---- Excerpt
In The
Court of Appeals
Seventh District of Texas at Amarillo
________________________
No. 07-15-00164-CV
No. 07-15-00165-CV
No. 07-15-00166-CV
________________________
DANNY LEE SHEAD, APPELLANT
V.
THE STATE OF TEXAS, APPELLEE
On Appeal from the 181st District Court
Randall County, Texas
Trial Court Nos. 8460-B, 8461-B & 19154-B; Honorable John B. Board, Presiding
August 11, 2015
MEMORANDUM OPINION
Before CAMPBELL and HANCOCK and PIRTLE, JJ.
By restricted appeals, Appellant, Danny Lee Shead, challenges three separate
nunc pro tunc orders to withdraw funds from his inmate account entered pursuant to
section 501.014(e) of the Texas Government Code. Shead was incarcerated for
offenses relating back to the 1990s.1 On June 6, 1994, in cause number 8460-B, he
was placed on deferred adjudication community supervision for ten years for indecency
with a child. At the same time, in cause number 8461-B, he was convicted of sexual
assault, sentenced to ten years confinement, suspended for ten years, and assessed a
$1,000 fine. On April 1, 1996, he was adjudicated guilty of indecency with a child
(cause number 8460-B), his deferred adjudication community supervision was revoked,
and he was sentenced to ten years confinement. That same day, in cause number
8461-B, his community supervision was also revoked and the original sentence of ten
years was imposed. Shead did not appeal from these judgments.
--------
---- Data entries
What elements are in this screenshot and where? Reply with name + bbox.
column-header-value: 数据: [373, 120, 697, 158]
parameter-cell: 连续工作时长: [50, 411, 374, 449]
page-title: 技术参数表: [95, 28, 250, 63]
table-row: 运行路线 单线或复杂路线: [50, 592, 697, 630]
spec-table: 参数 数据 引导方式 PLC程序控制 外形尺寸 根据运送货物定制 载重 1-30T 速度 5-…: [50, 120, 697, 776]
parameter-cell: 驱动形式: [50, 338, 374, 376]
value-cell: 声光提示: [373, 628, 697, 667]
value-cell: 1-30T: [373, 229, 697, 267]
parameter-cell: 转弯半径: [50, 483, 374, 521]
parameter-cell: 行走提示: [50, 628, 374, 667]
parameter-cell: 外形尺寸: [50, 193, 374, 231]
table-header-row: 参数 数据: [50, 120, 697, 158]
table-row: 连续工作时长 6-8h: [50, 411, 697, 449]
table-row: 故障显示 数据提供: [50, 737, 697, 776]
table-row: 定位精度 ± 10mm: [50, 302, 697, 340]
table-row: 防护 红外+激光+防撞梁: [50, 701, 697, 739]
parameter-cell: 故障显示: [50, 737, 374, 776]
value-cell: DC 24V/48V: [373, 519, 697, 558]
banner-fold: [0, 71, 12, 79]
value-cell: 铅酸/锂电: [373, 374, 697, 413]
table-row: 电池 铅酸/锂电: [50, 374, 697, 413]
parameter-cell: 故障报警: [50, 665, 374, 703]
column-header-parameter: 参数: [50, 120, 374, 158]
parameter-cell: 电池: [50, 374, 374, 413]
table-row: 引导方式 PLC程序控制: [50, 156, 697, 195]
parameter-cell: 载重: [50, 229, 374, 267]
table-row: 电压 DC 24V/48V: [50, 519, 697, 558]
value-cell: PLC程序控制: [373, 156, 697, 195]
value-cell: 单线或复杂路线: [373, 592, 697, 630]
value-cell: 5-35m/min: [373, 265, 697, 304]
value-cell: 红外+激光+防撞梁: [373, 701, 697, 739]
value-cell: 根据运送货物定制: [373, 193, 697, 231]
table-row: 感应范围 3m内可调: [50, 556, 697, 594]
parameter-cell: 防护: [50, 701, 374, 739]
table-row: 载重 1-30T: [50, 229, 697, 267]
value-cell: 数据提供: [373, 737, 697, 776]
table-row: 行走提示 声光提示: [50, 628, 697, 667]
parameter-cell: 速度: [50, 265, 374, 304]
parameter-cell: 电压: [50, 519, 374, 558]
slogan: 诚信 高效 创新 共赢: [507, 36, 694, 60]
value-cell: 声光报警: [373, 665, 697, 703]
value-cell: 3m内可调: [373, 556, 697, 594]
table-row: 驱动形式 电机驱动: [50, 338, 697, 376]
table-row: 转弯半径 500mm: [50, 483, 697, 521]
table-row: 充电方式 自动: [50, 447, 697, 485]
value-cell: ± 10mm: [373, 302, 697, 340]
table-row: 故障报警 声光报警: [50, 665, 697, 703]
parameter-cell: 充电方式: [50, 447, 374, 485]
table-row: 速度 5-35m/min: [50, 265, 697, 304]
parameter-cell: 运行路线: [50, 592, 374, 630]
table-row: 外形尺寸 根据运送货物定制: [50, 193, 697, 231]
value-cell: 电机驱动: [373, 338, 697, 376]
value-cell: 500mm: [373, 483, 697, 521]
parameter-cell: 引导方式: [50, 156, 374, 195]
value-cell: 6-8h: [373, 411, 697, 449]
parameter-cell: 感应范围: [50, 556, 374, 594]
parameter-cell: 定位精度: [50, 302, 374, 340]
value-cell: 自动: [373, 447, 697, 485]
--------
Objectives:
1. In the court opinion, on what date was Shead adjudicated guilty of indecency with a child?
2. Reproduce everything in the court opinion from "THE STATE OF" down to "and PIRTLE, JJ.".

Task results:
1. April 1, 1996.

2.
THE STATE OF TEXAS, APPELLEE
On Appeal from the 181st District Court
Randall County, Texas
Trial Court Nos. 8460-B, 8461-B & 19154-B; Honorable John B. Board, Presiding
August 11, 2015
MEMORANDUM OPINION
Before CAMPBELL and HANCOCK and PIRTLE, JJ.